EXERCISE OBJECTIVE
Reproduce the items below word for word, starting with the line that contains "intro-line-2: 2024학년도 제40대" and going on through the line that contains "turnout-label: 투표자 — [141, 512, 282, 550]", with both of those lines included.

AVAILABLE RECORDS
<<<<

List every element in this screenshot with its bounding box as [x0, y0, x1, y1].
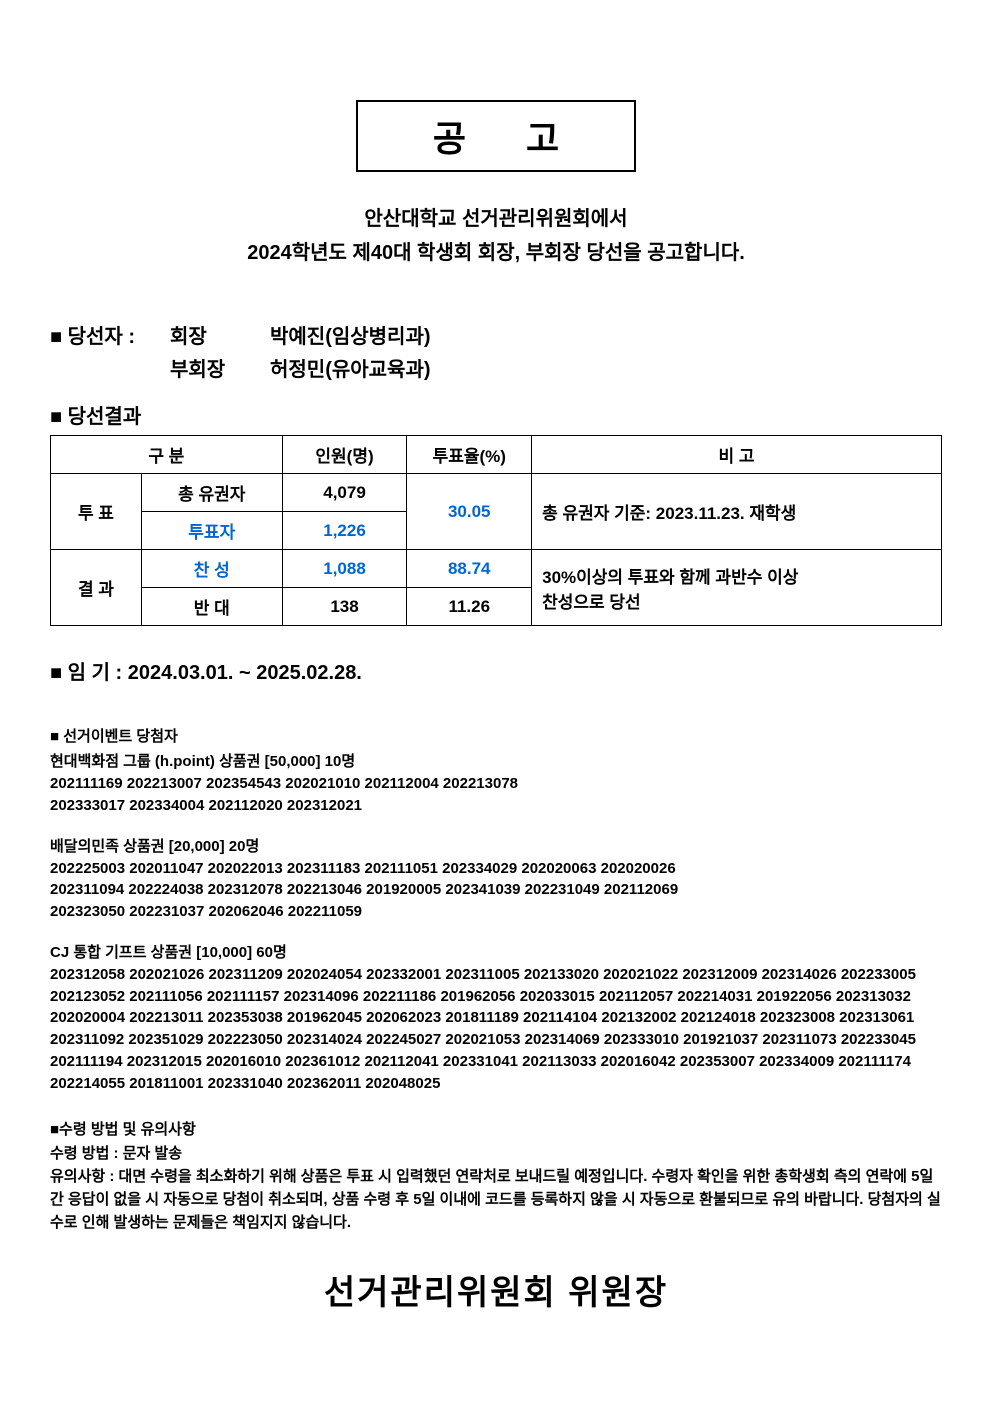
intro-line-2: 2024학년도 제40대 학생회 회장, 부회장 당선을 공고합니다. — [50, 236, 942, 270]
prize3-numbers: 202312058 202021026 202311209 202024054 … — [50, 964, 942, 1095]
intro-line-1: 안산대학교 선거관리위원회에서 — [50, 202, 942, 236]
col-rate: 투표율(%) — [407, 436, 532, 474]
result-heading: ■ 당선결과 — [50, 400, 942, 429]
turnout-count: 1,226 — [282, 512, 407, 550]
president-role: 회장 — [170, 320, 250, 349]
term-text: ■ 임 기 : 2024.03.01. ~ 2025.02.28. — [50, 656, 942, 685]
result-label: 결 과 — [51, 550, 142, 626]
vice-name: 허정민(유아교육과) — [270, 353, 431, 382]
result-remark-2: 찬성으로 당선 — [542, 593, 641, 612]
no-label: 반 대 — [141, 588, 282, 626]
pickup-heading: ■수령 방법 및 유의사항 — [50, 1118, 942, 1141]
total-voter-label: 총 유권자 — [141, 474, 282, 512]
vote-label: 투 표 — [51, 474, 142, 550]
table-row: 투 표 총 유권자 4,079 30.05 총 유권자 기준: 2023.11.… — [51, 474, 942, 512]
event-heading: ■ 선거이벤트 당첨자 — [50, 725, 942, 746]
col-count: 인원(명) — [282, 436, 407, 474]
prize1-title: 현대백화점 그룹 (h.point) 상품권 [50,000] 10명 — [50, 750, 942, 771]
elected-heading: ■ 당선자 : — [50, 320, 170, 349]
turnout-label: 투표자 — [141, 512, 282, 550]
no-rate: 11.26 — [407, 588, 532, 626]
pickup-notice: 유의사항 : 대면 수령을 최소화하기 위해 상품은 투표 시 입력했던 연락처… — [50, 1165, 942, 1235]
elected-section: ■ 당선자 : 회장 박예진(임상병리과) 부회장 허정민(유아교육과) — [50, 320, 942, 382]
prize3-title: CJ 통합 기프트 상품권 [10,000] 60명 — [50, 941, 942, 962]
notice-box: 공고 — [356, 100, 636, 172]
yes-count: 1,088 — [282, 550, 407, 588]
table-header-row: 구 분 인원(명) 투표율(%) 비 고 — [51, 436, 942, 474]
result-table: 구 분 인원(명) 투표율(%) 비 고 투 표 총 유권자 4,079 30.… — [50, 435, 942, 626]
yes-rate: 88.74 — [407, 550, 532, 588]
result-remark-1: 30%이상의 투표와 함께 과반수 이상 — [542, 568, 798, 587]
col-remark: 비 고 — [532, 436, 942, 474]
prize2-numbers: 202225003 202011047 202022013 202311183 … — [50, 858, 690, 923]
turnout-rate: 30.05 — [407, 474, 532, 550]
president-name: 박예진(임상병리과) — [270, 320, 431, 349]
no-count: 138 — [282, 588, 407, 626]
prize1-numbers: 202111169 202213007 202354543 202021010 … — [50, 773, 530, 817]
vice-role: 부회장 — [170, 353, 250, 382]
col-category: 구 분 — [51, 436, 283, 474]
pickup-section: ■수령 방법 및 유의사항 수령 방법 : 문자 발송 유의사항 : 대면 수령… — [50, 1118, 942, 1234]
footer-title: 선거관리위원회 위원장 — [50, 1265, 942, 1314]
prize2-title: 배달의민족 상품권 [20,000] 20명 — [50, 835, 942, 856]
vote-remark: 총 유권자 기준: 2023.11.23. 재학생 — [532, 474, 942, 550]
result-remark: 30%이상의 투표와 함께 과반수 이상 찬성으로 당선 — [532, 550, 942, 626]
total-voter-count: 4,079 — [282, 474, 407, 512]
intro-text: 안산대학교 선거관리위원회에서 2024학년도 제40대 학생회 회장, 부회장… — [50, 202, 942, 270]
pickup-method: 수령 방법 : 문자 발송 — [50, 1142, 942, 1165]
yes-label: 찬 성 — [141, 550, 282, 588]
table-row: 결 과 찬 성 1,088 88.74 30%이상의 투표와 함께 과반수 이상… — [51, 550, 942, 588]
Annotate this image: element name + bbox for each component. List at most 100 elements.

>>>>

ANSWER FOR THIS EXERCISE
intro-line-2: 2024학년도 제40대 학생회 회장, 부회장 당선을 공고합니다. — [50, 236, 942, 270]
prize3-numbers: 202312058 202021026 202311209 202024054 … — [50, 964, 942, 1095]
intro-line-1: 안산대학교 선거관리위원회에서 — [50, 202, 942, 236]
col-rate: 투표율(%) — [407, 436, 532, 474]
result-heading: ■ 당선결과 — [50, 400, 942, 429]
turnout-count: 1,226 — [282, 512, 407, 550]
president-role: 회장 — [170, 320, 250, 349]
term-text: ■ 임 기 : 2024.03.01. ~ 2025.02.28. — [50, 656, 942, 685]
result-label: 결 과 — [51, 550, 142, 626]
vice-name: 허정민(유아교육과) — [270, 353, 431, 382]
result-remark-2: 찬성으로 당선 — [542, 593, 641, 612]
no-label: 반 대 — [141, 588, 282, 626]
pickup-heading: ■수령 방법 및 유의사항 — [50, 1118, 942, 1141]
total-voter-label: 총 유권자 — [141, 474, 282, 512]
vote-label: 투 표 — [51, 474, 142, 550]
table-row: 투 표 총 유권자 4,079 30.05 총 유권자 기준: 2023.11.… — [51, 474, 942, 512]
event-heading: ■ 선거이벤트 당첨자 — [50, 725, 942, 746]
col-count: 인원(명) — [282, 436, 407, 474]
prize1-title: 현대백화점 그룹 (h.point) 상품권 [50,000] 10명 — [50, 750, 942, 771]
elected-heading: ■ 당선자 : — [50, 320, 170, 349]
turnout-label: 투표자 — [141, 512, 282, 550]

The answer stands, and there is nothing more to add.